### Extrait à lire
━━━━━━━━━━
Si vous saviez, le nombre de questions plus ou moins cohérentes que je me pose, ces temps-ci.

Je me demande : « ça parle quel langage une tumeur ? ». Parce que moi, je lui dirai bien d’arrêter de coller l’aorte, que ça ne sert à rien, qu’elle n’acceptera jamais de danser avec elle. J’aimerais bien pouvoir engueuler les anti-corps aussi. « Hep vous, v’nez par là. Regardez la tronche de ces cellules. Vous foutez quoi bordel ? Faut me détruire tout ça! »

Et puis je me souviens de mes cours dans lesquels j’expliquais aux étudiants les notions de langage verbal et de non-verbal et l’importance de la congruence. Vous savez quand les mots et le corps parlent le même langage. Parce que tout à l’heure, je l’ai surpris ma mère, à manquer de congruence. Elle faisait mine d’aller bien, mais dans son regard j’ai senti la peur. Une peur terrible viscérale.
━━━━━━━━━━
### Données sources
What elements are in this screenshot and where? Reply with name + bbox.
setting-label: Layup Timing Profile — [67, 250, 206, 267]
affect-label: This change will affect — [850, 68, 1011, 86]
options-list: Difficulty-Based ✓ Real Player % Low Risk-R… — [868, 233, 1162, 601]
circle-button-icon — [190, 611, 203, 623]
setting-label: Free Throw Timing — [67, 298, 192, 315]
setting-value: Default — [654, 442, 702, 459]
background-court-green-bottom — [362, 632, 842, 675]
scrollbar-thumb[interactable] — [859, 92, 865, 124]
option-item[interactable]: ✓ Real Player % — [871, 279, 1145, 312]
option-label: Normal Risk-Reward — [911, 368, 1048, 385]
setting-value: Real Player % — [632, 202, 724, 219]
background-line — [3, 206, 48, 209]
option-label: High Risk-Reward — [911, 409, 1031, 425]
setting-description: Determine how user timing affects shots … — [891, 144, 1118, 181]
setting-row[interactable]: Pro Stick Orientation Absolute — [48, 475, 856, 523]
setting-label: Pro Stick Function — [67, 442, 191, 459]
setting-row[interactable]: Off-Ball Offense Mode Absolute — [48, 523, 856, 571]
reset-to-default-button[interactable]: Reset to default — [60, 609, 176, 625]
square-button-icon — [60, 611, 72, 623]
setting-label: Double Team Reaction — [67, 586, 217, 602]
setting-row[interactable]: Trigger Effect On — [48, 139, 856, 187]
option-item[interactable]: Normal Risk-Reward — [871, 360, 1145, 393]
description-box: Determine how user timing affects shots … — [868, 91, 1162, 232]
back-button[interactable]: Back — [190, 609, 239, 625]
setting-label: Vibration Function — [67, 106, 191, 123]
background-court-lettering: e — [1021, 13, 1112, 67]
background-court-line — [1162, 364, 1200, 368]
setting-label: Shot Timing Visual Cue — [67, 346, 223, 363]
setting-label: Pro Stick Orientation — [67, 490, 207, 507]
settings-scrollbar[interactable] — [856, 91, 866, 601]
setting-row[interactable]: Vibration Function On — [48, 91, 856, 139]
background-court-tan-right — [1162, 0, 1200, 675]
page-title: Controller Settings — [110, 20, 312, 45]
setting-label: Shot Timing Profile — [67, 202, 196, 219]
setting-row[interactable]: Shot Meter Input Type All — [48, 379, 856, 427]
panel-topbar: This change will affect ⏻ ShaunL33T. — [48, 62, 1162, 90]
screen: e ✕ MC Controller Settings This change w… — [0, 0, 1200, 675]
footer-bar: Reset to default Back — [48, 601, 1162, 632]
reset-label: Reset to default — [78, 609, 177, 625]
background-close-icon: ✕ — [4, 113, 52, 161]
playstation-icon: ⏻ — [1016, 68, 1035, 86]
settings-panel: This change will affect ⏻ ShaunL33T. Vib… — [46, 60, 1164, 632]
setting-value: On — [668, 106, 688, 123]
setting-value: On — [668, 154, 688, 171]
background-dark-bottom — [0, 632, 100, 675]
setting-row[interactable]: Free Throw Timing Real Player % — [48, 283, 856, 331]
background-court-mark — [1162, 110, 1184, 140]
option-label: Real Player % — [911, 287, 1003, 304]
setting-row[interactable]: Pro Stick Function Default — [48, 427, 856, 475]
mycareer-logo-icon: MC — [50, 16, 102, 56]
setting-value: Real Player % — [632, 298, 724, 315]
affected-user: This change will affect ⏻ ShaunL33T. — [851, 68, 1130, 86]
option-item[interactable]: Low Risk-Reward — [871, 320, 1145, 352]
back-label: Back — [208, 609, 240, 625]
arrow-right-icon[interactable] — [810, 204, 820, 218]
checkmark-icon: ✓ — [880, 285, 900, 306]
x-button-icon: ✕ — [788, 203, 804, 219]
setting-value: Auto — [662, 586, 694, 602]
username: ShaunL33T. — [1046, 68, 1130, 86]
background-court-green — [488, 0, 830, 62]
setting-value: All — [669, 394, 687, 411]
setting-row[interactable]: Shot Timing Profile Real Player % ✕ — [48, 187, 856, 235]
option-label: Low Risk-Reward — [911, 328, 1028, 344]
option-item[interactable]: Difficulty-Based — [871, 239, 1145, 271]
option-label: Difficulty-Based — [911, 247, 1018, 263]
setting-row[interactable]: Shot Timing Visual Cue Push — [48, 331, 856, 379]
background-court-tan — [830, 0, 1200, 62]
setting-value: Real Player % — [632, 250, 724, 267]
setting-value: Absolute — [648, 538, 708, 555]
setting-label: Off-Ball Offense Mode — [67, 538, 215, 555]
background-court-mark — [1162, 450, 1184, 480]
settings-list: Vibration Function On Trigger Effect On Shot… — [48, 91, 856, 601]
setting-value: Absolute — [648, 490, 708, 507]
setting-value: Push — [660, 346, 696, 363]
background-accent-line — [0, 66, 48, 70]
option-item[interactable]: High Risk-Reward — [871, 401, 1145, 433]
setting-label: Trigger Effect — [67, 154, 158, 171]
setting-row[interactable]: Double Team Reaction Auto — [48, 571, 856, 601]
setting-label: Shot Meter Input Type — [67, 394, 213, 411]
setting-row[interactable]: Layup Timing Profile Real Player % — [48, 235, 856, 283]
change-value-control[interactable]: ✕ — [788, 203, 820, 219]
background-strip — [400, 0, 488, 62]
━━━━━━━━━━
### Consigne
Poursuivez le récit sur la tumeur d'une mère en reprenant juste après « Une peur terrible viscérale. »

### Corrigé
Ma mère on dirait qu’elle sort de Dachau, elle fait 46 kilos maintenant. Alors, j’ai serré fort sa petite main en priant très fort pour qu’elle croit en ma congruence quand j’ai souri. Elle m’a regardé, puis je me suis transformée en statue de sel, incapable de bouger, pétrie d’impuissance.

Elle m’a regardé droit dans les yeux et elle m’a dit de rentrer. Alors, je lui ai obéit à ma petite maman.